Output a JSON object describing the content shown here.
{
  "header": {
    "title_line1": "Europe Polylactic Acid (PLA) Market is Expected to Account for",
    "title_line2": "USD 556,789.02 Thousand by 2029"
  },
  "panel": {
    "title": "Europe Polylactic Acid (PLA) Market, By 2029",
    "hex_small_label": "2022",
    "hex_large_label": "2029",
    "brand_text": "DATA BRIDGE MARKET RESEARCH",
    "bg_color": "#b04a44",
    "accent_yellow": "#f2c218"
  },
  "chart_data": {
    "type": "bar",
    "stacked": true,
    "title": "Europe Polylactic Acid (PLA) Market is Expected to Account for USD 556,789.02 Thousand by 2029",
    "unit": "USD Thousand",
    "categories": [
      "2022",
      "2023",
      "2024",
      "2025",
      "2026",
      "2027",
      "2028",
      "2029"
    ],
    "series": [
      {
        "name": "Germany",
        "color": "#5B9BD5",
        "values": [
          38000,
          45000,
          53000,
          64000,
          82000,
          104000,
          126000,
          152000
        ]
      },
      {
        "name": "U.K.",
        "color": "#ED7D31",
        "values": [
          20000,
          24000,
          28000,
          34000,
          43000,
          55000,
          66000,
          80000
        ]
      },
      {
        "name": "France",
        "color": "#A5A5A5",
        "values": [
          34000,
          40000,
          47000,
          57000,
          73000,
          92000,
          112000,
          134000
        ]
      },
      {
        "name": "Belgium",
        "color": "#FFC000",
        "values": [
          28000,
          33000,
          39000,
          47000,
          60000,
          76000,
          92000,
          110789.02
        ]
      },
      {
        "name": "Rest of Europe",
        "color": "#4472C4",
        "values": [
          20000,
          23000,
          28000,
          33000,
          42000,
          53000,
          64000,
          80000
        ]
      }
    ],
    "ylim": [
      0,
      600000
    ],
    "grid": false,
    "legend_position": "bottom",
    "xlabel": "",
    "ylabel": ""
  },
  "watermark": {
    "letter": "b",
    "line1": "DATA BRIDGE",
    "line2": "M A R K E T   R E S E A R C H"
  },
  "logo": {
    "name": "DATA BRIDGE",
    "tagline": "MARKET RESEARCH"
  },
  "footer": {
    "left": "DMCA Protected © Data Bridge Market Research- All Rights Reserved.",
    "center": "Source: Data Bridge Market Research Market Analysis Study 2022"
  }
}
...
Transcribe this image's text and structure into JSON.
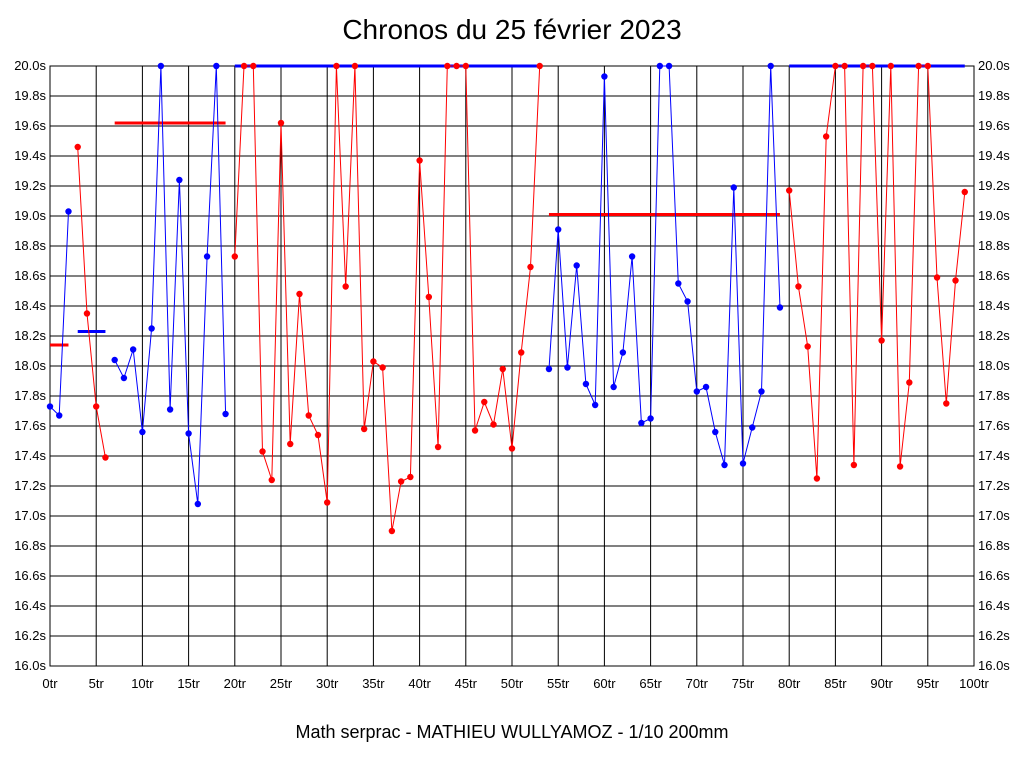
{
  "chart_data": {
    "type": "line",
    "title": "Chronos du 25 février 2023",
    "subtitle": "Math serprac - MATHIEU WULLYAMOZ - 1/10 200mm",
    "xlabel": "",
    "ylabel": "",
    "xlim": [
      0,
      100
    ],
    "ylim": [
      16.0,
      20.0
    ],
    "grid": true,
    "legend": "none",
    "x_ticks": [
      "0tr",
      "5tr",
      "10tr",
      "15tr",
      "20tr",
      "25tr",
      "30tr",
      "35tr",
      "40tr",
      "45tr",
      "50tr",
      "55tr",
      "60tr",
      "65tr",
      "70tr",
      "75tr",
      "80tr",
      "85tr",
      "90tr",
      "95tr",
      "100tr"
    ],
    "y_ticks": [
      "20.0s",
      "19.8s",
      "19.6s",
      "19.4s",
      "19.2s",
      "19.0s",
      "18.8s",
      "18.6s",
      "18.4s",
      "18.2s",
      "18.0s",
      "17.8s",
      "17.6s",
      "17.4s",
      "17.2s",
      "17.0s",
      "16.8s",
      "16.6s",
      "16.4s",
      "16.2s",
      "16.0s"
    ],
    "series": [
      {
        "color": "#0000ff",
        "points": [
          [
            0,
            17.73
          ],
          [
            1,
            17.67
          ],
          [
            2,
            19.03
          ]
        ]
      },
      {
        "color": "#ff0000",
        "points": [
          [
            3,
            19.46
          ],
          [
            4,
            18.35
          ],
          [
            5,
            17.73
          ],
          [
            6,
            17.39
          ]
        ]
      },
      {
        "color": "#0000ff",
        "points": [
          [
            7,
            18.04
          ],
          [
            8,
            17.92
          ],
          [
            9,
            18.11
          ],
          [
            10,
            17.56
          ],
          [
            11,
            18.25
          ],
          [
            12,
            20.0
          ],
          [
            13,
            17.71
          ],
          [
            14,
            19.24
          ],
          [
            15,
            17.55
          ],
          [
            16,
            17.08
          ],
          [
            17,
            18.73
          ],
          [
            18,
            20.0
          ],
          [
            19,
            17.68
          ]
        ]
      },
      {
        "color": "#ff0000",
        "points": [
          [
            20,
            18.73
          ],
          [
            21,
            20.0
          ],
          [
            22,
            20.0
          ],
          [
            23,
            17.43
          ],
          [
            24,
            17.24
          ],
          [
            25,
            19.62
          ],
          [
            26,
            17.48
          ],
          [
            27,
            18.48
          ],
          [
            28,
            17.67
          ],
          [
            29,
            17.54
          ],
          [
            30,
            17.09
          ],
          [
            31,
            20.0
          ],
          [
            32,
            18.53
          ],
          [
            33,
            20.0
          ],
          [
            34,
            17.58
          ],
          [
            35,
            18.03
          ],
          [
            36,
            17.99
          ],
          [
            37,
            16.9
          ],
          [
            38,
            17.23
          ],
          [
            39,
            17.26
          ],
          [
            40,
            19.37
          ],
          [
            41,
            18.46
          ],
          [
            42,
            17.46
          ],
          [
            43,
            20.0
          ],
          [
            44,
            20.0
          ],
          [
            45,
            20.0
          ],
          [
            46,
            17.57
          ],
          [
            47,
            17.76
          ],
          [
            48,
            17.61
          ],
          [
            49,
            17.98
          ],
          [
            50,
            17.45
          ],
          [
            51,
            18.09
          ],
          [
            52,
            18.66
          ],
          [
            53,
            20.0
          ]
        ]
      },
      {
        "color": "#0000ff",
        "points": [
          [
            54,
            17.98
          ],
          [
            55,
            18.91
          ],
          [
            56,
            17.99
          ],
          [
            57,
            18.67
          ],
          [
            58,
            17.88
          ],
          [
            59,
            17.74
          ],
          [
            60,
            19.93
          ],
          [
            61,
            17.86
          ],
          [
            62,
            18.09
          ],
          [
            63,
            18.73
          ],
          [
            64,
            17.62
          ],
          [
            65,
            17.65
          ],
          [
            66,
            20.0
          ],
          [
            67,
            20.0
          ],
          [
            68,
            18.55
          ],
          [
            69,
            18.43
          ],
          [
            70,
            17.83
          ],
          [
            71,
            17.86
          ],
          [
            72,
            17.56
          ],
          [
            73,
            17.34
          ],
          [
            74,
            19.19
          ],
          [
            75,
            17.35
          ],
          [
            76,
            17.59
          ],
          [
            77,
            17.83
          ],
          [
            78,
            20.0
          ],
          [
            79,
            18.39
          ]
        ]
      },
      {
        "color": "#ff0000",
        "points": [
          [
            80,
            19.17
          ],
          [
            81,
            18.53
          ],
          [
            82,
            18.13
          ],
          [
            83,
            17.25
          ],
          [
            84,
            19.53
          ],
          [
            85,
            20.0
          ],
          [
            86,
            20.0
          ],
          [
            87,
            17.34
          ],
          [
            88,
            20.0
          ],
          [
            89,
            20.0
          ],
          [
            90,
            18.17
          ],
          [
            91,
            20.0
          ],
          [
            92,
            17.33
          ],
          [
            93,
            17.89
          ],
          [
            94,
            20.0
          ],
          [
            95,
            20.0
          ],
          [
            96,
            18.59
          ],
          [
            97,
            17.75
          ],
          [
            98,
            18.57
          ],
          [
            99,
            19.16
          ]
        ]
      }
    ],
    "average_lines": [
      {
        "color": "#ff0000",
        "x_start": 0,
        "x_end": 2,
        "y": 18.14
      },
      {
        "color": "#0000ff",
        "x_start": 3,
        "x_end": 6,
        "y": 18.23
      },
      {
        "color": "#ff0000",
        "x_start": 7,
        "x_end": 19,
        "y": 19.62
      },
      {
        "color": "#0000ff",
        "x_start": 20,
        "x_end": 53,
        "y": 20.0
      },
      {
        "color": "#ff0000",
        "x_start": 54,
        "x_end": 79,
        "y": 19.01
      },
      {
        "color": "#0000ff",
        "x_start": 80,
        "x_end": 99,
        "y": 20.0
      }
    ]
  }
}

The problem: Copy all lines from the data that hold the word "name".

Task output:
        "name": "Germany",
        "name": "U.K.",
        "name": "France",
        "name": "Belgium",
        "name": "Rest of Europe",
    "name": "DATA BRIDGE",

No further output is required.